=== PROBLEM TO WORK ON ===
Pull every line containing the word "Fireground" from the records.

=-=-=

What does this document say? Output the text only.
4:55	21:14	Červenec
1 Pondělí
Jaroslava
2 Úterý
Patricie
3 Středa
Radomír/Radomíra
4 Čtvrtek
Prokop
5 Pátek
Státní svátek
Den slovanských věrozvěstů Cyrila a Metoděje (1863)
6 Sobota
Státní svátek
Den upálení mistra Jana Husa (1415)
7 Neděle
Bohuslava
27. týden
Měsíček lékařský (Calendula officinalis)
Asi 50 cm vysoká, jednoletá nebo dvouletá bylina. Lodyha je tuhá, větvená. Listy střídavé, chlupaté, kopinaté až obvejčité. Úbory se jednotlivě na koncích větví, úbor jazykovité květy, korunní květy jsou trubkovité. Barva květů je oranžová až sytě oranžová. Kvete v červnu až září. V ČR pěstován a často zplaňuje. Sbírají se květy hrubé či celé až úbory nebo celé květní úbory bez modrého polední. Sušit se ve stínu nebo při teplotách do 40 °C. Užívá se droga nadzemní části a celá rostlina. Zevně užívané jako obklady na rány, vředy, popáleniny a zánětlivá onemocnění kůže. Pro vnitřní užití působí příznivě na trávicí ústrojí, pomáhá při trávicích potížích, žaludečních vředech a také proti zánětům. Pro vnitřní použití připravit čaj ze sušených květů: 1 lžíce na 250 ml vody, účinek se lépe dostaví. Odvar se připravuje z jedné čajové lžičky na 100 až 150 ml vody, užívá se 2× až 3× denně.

=-=-=

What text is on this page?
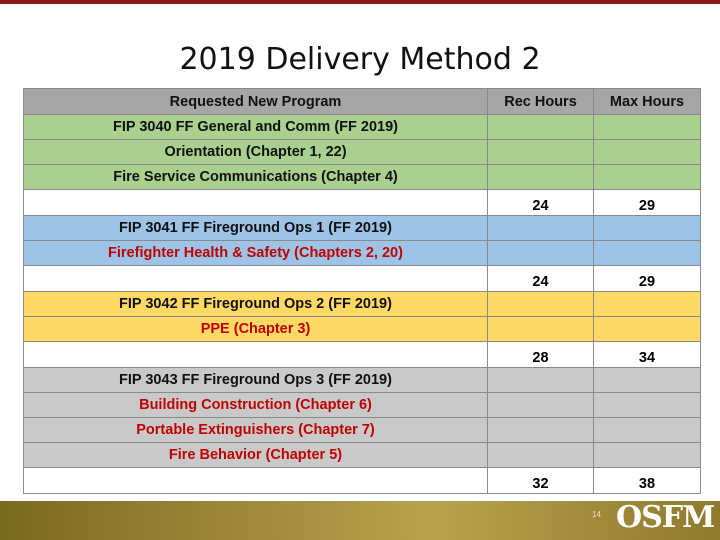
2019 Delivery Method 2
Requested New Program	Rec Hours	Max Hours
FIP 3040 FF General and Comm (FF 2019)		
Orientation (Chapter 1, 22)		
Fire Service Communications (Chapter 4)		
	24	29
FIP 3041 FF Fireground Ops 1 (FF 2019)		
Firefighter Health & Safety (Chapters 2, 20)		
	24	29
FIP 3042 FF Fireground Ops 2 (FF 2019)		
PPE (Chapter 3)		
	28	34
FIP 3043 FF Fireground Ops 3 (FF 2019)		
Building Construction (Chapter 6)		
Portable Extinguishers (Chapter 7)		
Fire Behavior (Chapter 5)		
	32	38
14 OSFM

=-=-=

=== RESPONSE TO THE TASK ===
FIP 3041 FF Fireground Ops 1 (FF 2019)		
FIP 3042 FF Fireground Ops 2 (FF 2019)		
FIP 3043 FF Fireground Ops 3 (FF 2019)		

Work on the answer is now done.